What to work on: Reproduce all records verbatim.
* BEGIN Input rows *
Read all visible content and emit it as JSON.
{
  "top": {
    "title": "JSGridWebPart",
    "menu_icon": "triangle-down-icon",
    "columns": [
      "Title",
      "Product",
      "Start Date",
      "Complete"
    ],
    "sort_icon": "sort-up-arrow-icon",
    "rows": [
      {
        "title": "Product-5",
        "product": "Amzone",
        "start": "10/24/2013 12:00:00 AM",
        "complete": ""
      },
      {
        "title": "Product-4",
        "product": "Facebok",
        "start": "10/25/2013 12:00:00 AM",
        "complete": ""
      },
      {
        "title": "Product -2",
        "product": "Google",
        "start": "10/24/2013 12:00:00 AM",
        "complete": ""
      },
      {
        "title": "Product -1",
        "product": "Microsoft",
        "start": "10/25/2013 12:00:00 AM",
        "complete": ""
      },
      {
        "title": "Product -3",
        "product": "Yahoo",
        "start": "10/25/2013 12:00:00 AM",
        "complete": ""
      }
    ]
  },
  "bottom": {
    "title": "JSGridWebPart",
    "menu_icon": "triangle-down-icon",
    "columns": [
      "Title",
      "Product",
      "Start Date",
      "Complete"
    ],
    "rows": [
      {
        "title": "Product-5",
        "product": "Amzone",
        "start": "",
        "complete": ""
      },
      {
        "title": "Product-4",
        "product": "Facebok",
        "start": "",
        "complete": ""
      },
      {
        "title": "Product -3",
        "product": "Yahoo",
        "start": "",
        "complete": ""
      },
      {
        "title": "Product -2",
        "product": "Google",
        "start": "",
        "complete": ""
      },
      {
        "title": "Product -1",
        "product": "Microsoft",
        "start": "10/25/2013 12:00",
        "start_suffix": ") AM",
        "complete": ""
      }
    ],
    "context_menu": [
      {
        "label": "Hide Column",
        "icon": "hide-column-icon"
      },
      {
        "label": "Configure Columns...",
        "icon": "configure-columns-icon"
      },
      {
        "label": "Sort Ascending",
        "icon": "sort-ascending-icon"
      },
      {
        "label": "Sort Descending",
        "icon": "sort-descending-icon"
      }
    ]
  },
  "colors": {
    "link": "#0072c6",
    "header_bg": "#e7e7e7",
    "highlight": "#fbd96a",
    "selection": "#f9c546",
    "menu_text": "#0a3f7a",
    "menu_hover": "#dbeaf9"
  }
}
* END Input rows *
Answer for this exercise:
Read all visible content and emit it as JSON.
{
  "top": {
    "title": "JSGridWebPart",
    "menu_icon": "triangle-down-icon",
    "columns": [
      "Title",
      "Product",
      "Start Date",
      "Complete"
    ],
    "sort_icon": "sort-up-arrow-icon",
    "rows": [
      {
        "title": "Product-5",
        "product": "Amzone",
        "start": "10/24/2013 12:00:00 AM",
        "complete": ""
      },
      {
        "title": "Product-4",
        "product": "Facebok",
        "start": "10/25/2013 12:00:00 AM",
        "complete": ""
      },
      {
        "title": "Product -2",
        "product": "Google",
        "start": "10/24/2013 12:00:00 AM",
        "complete": ""
      },
      {
        "title": "Product -1",
        "product": "Microsoft",
        "start": "10/25/2013 12:00:00 AM",
        "complete": ""
      },
      {
        "title": "Product -3",
        "product": "Yahoo",
        "start": "10/25/2013 12:00:00 AM",
        "complete": ""
      }
    ]
  },
  "bottom": {
    "title": "JSGridWebPart",
    "menu_icon": "triangle-down-icon",
    "columns": [
      "Title",
      "Product",
      "Start Date",
      "Complete"
    ],
    "rows": [
      {
        "title": "Product-5",
        "product": "Amzone",
        "start": "",
        "complete": ""
      },
      {
        "title": "Product-4",
        "product": "Facebok",
        "start": "",
        "complete": ""
      },
      {
        "title": "Product -3",
        "product": "Yahoo",
        "start": "",
        "complete": ""
      },
      {
        "title": "Product -2",
        "product": "Google",
        "start": "",
        "complete": ""
      },
      {
        "title": "Product -1",
        "product": "Microsoft",
        "start": "10/25/2013 12:00",
        "start_suffix": ") AM",
        "complete": ""
      }
    ],
    "context_menu": [
      {
        "label": "Hide Column",
        "icon": "hide-column-icon"
      },
      {
        "label": "Configure Columns...",
        "icon": "configure-columns-icon"
      },
      {
        "label": "Sort Ascending",
        "icon": "sort-ascending-icon"
      },
      {
        "label": "Sort Descending",
        "icon": "sort-descending-icon"
      }
    ]
  },
  "colors": {
    "link": "#0072c6",
    "header_bg": "#e7e7e7",
    "highlight": "#fbd96a",
    "selection": "#f9c546",
    "menu_text": "#0a3f7a",
    "menu_hover": "#dbeaf9"
  }
}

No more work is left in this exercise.